→ Supplied material
* * * *
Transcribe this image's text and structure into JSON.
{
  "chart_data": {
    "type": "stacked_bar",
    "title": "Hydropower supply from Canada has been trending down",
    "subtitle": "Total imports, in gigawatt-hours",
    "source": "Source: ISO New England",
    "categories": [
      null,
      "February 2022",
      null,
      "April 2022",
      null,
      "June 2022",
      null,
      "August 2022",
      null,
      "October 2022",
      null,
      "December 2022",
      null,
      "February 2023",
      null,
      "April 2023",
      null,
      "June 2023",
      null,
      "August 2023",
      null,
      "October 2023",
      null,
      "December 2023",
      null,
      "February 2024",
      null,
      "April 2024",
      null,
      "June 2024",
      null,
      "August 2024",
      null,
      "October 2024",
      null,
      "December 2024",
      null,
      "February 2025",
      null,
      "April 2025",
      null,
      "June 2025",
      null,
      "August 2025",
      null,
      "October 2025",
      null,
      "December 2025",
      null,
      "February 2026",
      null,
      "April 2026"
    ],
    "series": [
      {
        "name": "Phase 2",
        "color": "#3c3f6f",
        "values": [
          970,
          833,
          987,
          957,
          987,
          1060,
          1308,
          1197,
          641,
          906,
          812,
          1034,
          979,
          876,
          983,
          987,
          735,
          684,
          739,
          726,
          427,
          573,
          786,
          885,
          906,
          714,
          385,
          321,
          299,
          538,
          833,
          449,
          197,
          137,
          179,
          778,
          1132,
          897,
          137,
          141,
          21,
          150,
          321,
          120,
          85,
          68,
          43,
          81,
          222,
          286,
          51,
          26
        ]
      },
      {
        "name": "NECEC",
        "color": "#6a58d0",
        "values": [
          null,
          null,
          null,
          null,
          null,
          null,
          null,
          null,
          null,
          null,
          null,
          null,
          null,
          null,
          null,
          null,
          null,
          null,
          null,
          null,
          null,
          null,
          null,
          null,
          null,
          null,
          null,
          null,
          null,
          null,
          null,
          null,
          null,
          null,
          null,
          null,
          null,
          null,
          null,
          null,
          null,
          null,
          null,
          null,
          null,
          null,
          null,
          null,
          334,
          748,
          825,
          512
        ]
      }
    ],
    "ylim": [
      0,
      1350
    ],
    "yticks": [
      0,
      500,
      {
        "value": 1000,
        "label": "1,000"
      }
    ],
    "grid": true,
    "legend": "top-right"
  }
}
* * * *
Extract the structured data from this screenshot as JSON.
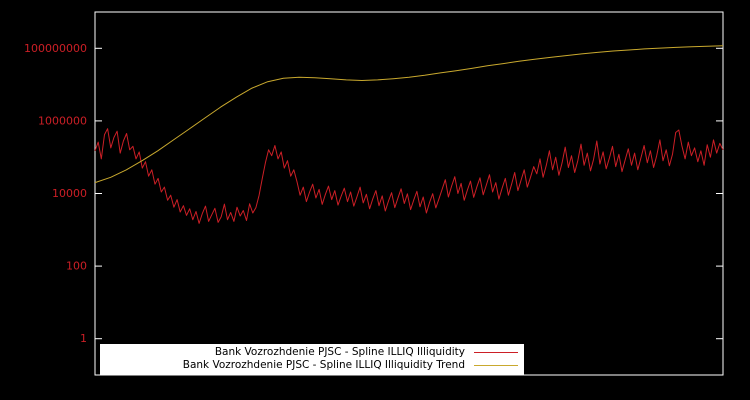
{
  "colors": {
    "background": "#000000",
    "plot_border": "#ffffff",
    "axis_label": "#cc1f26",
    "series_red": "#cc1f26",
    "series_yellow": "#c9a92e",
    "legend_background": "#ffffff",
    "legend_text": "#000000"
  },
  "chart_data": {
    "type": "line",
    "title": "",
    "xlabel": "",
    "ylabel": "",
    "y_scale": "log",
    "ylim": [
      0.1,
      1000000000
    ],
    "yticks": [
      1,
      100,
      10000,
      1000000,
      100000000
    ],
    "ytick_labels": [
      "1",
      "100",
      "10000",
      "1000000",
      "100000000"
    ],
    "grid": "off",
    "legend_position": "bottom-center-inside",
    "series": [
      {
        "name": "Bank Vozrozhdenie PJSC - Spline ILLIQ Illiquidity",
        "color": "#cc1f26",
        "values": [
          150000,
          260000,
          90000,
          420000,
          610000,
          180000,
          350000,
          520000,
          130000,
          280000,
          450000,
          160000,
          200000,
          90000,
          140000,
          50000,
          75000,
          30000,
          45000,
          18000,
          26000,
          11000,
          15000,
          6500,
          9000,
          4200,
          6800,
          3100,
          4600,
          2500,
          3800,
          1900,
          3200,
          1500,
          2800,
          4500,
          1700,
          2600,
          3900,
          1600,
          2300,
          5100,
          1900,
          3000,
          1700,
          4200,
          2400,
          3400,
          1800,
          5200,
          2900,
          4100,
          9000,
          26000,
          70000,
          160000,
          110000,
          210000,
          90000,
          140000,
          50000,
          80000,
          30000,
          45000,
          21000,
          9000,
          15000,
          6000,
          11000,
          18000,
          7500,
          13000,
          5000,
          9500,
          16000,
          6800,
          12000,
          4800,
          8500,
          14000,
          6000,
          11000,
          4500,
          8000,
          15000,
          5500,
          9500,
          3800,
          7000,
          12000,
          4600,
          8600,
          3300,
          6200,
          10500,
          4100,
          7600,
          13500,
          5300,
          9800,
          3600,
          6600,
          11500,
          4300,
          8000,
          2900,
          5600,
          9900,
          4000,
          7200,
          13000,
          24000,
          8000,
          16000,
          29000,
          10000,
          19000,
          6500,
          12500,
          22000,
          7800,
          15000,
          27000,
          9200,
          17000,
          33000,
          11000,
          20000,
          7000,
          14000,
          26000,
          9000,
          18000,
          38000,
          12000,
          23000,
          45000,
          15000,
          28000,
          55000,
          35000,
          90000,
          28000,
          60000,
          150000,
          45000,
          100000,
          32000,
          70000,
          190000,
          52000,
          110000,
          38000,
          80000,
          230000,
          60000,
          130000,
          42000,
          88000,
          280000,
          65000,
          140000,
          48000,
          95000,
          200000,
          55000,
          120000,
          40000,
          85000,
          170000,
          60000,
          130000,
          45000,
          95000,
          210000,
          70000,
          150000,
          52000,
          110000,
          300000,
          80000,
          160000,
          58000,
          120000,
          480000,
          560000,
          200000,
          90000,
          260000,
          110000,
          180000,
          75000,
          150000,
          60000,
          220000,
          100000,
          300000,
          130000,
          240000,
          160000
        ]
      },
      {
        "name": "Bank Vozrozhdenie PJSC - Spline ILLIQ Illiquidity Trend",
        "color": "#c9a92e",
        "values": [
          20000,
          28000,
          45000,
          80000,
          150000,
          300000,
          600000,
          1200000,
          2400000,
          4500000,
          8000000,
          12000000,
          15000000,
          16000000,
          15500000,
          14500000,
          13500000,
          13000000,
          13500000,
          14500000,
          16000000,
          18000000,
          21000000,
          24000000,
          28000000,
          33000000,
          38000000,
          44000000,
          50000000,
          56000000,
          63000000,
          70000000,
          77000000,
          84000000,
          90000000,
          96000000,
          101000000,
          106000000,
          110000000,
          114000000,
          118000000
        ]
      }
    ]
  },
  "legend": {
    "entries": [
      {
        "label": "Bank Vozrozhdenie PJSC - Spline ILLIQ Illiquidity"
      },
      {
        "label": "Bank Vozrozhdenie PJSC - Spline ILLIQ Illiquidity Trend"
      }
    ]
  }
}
* * * *
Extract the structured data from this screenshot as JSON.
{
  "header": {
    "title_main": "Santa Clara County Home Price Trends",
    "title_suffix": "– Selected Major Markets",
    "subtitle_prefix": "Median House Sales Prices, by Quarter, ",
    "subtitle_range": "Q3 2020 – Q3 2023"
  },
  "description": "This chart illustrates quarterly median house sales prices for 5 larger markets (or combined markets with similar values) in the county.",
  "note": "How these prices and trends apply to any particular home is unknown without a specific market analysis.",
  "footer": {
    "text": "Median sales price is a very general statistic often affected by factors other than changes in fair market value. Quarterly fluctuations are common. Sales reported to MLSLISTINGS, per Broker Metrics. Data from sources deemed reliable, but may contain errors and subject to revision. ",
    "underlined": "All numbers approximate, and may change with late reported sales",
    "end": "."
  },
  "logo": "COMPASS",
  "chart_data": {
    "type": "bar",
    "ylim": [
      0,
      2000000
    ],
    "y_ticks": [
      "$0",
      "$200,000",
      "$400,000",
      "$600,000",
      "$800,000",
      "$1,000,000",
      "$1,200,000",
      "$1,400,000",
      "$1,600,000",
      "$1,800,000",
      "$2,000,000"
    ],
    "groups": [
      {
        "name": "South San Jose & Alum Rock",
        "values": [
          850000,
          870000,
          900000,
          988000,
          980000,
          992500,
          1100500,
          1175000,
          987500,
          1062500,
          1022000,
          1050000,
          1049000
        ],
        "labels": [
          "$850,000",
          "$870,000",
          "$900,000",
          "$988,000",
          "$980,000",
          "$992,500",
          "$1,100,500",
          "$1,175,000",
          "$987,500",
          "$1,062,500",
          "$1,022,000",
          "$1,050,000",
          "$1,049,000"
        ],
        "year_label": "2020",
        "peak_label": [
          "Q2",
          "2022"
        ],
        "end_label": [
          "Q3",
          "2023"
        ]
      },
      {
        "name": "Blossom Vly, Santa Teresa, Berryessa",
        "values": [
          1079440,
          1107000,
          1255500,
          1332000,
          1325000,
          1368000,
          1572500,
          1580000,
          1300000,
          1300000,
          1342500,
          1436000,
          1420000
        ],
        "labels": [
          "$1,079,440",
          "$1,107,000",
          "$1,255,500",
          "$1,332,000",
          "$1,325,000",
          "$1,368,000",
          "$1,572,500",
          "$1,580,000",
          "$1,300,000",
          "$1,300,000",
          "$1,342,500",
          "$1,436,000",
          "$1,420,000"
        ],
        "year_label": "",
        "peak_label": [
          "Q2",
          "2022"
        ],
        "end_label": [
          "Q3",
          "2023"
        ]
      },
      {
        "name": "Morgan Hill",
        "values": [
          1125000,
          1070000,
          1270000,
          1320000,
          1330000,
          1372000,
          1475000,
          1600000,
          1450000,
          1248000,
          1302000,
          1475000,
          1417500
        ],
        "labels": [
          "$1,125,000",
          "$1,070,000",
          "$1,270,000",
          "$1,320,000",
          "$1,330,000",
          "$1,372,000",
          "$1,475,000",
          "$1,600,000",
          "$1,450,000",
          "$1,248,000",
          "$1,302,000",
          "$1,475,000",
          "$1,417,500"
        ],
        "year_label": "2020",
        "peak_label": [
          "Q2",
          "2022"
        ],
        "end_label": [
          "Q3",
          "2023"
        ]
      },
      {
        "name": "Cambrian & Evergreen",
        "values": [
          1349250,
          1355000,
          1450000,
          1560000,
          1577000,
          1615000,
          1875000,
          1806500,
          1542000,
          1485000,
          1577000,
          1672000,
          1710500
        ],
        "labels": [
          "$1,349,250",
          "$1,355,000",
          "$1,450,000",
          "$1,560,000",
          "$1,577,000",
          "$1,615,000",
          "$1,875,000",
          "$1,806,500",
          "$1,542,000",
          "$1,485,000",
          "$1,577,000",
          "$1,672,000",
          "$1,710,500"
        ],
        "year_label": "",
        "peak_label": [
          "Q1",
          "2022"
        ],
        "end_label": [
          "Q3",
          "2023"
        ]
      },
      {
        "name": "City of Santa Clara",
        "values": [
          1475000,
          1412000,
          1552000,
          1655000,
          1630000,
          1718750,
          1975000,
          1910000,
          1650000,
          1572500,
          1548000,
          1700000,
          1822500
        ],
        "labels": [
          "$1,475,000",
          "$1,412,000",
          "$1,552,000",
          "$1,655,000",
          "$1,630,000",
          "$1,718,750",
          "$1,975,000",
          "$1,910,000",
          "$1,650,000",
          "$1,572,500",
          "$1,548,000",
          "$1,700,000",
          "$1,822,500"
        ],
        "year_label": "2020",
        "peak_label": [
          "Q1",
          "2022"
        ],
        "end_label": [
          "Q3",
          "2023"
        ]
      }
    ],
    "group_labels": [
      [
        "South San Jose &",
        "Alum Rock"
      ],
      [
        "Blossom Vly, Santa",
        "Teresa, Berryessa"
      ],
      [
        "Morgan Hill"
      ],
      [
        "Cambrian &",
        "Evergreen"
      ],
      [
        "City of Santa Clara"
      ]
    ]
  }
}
* * * *
→ Task objective
Identify lines with the string "from". Copy each one.

→ Exercise response
    "title": "Hydropower supply from Canada has been trending down",
Extract the structured data from this screenshot as JSON.
Extract the structured data from this screenshot as JSON.
    "text": "Median sales price is a very general statistic often affected by factors other than changes in fair market value. Quarterly fluctuations are common. Sales reported to MLSLISTINGS, per Broker Metrics. Data from sources deemed reliable, but may contain errors and subject to revision. ",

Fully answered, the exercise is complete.